> **Task to carry out**:
In the material below, list every line carrying the string "name".

> **Entries shown**:

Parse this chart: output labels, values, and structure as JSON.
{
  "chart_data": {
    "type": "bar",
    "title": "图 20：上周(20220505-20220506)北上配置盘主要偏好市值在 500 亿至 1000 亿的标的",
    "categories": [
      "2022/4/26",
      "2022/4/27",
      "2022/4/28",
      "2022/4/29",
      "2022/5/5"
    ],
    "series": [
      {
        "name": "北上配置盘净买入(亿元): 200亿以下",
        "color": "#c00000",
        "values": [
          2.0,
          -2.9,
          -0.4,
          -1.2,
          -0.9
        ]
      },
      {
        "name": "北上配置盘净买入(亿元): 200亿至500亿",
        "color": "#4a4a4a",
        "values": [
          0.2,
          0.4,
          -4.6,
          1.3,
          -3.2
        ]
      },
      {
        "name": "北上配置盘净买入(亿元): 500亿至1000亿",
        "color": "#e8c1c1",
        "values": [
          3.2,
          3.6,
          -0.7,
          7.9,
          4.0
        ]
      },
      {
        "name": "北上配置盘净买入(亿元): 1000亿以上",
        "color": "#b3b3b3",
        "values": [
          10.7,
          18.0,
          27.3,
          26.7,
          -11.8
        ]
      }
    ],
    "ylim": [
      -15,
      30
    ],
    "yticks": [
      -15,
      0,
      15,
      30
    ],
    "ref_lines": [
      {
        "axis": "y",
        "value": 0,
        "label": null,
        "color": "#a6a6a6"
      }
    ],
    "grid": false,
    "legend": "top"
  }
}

> **Reply to the task**:
        "name": "北上配置盘净买入(亿元): 200亿以下",
        "name": "北上配置盘净买入(亿元): 200亿至500亿",
        "name": "北上配置盘净买入(亿元): 500亿至1000亿",
        "name": "北上配置盘净买入(亿元): 1000亿以上",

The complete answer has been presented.